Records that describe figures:
## START

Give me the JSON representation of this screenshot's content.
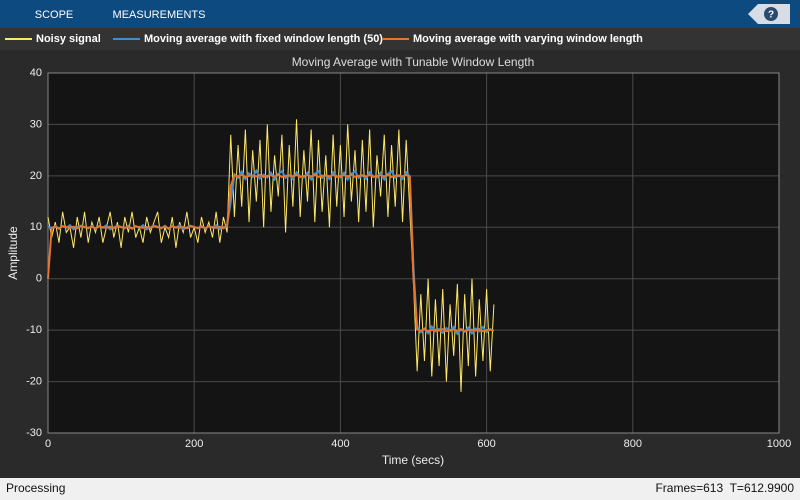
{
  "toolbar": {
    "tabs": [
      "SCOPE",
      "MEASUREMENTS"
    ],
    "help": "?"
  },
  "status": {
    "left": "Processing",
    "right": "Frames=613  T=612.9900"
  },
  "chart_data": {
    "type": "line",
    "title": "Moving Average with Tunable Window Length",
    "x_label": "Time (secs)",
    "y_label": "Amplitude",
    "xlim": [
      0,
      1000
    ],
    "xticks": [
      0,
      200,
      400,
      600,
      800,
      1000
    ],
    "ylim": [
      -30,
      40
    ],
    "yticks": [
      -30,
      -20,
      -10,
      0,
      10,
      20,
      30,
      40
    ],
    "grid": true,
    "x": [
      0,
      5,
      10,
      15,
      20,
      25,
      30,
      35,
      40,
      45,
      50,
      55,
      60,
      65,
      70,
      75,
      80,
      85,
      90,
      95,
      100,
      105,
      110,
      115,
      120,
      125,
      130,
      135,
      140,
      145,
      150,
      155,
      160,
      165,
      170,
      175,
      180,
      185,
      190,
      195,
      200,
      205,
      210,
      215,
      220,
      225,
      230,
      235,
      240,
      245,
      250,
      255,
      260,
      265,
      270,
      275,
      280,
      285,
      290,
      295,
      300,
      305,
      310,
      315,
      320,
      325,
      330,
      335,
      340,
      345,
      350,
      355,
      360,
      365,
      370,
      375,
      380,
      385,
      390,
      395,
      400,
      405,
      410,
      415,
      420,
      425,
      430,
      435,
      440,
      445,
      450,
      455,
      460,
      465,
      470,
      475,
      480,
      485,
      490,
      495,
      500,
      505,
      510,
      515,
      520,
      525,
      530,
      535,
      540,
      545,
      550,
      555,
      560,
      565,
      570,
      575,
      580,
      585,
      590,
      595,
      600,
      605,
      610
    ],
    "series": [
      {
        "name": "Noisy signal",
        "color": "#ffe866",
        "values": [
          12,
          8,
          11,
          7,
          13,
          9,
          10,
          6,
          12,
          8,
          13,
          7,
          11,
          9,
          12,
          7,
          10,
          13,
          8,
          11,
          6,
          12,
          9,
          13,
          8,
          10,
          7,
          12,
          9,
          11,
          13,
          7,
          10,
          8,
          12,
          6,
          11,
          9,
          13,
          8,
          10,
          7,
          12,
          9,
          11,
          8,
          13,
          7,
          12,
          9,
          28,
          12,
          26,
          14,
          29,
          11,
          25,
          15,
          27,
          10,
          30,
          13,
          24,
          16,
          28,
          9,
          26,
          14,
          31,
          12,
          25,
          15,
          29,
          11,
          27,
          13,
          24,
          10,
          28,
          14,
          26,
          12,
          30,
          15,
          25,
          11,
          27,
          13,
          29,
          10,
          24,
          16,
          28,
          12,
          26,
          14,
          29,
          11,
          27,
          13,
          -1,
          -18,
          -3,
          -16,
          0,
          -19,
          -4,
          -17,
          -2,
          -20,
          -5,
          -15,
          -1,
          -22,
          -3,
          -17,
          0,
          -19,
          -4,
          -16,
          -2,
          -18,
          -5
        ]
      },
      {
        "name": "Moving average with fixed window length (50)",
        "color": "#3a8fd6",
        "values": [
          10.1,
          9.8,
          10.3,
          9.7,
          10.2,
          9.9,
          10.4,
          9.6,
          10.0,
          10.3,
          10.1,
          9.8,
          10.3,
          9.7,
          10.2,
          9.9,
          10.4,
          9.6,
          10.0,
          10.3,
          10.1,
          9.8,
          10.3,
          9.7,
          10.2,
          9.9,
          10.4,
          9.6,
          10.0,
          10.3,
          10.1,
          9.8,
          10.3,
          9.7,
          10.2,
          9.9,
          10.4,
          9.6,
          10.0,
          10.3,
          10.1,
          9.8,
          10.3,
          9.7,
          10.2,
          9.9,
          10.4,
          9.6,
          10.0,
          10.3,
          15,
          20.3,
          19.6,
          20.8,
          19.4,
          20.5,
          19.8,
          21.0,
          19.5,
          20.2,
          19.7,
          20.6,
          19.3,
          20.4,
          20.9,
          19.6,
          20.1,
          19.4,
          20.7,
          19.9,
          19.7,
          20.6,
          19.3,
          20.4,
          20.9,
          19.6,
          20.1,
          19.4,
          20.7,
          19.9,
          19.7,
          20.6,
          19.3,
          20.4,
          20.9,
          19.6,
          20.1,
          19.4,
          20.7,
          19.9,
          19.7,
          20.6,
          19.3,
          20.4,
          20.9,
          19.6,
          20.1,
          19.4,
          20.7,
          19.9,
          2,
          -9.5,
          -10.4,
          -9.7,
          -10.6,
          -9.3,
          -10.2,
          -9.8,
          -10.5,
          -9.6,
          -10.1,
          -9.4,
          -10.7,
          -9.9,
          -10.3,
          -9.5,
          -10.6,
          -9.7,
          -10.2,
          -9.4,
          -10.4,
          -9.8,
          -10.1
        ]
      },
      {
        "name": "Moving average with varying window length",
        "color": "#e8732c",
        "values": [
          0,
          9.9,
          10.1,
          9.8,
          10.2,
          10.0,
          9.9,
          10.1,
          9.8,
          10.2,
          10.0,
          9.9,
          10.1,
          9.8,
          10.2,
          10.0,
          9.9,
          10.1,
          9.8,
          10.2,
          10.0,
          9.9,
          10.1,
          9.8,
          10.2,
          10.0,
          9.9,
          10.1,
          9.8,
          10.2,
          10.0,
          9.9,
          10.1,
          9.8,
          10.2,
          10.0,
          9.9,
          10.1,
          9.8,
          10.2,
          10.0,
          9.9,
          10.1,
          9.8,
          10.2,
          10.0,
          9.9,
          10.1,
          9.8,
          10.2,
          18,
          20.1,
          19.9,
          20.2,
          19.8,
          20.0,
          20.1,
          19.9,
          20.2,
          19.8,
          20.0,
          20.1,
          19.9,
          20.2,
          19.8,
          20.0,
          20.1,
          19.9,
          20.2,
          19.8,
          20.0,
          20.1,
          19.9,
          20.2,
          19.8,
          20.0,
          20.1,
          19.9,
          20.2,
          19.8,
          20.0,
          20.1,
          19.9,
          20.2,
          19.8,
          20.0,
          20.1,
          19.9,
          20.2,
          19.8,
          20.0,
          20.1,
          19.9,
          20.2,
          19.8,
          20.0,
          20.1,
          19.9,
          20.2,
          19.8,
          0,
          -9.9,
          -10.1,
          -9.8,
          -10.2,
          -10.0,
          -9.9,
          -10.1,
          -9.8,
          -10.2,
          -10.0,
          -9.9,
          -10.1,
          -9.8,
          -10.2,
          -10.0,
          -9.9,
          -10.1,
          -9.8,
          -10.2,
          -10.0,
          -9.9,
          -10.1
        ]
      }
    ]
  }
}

## END
## START

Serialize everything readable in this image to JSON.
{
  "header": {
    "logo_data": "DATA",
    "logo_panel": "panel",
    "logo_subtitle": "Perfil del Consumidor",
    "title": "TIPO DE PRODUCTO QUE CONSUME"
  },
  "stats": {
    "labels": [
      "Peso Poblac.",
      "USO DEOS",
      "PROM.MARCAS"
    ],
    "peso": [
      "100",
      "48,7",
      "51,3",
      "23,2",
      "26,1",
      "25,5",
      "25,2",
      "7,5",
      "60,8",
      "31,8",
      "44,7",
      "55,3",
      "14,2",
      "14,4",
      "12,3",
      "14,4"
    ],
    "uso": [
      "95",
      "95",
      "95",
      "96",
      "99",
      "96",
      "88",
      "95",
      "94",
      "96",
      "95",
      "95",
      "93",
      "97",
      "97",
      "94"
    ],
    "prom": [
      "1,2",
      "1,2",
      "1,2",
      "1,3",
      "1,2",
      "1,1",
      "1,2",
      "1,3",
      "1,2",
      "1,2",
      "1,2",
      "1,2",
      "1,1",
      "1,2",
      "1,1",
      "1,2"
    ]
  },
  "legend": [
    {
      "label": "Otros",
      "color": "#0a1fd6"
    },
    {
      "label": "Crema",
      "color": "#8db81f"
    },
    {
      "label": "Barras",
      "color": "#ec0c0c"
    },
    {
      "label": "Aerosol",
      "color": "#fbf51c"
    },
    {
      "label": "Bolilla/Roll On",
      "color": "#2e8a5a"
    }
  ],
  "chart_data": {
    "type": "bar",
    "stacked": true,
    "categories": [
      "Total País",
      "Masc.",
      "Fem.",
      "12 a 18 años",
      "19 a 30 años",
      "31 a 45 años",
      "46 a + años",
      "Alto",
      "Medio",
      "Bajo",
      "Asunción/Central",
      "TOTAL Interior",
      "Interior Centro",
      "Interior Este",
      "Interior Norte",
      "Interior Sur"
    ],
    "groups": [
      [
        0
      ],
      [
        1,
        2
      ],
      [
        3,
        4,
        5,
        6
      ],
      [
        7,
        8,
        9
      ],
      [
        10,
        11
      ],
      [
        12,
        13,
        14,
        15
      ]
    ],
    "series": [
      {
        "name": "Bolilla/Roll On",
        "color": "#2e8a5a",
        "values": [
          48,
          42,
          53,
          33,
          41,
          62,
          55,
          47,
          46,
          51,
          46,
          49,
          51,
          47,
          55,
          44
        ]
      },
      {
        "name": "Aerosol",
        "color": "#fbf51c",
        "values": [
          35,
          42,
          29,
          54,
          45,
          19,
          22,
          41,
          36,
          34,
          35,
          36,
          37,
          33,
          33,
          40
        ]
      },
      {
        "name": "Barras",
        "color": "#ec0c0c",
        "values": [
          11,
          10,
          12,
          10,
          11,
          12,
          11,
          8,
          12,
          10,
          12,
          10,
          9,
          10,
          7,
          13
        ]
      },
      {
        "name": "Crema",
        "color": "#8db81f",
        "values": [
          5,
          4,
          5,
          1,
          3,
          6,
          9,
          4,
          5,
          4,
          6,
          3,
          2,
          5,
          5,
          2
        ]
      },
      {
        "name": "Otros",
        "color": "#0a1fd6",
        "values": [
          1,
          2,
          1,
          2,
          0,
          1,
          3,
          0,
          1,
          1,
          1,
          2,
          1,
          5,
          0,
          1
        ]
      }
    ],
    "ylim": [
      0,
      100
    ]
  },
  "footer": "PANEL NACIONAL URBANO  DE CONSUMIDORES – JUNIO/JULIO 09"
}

## END
## START

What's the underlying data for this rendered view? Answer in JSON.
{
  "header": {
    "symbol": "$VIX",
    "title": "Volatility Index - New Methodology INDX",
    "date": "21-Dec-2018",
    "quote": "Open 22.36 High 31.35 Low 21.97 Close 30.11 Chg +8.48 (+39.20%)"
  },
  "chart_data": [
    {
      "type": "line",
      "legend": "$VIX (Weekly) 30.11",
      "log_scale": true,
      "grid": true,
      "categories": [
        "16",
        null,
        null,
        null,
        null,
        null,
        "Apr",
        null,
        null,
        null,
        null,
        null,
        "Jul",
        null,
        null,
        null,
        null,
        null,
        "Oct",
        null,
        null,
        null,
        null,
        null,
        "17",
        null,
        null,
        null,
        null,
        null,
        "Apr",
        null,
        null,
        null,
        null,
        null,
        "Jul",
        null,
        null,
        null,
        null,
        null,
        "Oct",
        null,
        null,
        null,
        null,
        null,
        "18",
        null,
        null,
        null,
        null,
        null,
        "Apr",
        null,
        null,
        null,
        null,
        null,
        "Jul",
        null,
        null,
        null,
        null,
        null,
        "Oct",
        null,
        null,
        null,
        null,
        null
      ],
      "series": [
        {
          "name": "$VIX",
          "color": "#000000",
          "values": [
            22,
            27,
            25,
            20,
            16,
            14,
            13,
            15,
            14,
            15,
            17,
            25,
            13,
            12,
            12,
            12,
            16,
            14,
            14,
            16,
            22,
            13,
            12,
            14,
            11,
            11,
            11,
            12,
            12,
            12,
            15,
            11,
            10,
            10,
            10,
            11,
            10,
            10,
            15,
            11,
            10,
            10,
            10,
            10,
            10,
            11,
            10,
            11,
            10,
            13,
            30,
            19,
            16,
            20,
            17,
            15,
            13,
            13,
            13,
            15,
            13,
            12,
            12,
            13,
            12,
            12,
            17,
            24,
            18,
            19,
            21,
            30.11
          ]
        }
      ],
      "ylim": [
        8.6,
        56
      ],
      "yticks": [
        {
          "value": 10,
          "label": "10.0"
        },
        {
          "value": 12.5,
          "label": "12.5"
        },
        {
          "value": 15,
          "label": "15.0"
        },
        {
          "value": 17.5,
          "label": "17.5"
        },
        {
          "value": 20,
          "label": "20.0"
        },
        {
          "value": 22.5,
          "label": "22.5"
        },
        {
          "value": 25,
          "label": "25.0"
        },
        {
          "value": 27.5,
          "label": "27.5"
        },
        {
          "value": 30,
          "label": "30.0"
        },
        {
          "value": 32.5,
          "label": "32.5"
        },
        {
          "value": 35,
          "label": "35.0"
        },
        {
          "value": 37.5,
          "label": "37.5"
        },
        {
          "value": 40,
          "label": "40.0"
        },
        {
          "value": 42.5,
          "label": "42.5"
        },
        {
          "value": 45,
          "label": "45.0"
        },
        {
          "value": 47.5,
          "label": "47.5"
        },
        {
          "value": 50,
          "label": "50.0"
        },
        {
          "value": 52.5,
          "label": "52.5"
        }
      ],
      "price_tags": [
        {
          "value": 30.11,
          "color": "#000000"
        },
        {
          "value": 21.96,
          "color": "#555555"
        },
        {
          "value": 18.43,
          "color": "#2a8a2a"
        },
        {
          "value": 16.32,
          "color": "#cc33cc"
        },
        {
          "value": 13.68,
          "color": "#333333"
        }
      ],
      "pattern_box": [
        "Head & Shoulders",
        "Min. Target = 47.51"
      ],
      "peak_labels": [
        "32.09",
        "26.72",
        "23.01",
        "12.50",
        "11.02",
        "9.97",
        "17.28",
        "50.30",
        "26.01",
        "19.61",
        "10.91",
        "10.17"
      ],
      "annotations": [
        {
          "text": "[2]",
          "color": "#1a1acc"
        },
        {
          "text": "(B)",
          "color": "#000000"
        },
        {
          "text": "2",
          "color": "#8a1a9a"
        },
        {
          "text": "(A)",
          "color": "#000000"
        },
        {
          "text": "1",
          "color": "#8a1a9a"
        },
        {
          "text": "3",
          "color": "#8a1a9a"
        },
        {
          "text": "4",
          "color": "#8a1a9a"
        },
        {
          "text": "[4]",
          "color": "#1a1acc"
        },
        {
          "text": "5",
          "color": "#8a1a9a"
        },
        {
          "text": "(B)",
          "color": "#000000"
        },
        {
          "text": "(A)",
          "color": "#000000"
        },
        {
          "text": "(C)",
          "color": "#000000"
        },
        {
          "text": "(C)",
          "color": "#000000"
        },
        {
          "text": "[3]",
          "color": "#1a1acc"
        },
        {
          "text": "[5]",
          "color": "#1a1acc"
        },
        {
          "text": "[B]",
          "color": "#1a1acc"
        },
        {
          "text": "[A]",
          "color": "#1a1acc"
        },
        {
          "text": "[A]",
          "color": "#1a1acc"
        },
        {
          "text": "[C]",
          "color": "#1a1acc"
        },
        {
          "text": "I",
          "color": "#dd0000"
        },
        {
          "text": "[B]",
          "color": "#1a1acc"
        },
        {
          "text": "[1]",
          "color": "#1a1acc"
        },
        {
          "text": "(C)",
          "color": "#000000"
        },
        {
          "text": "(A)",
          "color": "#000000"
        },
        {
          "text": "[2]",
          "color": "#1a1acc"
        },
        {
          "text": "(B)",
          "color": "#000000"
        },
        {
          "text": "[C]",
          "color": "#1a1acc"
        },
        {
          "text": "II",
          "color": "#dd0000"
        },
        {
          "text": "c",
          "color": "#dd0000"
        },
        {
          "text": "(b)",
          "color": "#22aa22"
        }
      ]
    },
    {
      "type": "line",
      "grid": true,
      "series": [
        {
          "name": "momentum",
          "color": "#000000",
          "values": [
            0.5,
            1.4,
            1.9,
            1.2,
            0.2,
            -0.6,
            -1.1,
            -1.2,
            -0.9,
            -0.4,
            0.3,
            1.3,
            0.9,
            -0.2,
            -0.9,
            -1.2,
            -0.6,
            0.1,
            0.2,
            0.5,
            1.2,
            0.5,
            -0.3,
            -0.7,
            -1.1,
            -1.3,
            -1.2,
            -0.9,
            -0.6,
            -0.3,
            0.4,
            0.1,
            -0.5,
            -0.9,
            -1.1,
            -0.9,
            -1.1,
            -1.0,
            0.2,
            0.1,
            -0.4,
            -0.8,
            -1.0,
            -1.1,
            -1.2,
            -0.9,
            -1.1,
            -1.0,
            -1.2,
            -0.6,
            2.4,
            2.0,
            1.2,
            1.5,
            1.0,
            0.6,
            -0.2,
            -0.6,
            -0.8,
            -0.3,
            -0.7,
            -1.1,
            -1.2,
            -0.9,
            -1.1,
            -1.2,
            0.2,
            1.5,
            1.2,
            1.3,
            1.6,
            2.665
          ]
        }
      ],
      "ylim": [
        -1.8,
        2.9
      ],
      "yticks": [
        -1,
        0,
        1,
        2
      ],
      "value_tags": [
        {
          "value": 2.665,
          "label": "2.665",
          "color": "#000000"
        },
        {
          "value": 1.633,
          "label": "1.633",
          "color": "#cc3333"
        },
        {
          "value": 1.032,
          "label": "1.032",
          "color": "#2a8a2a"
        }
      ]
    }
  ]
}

## END

Exercise aim: Copy whichever lines in the listing above contain the word "Interior".

Full response:
      "TOTAL Interior",
      "Interior Centro",
      "Interior Este",
      "Interior Norte",
      "Interior Sur"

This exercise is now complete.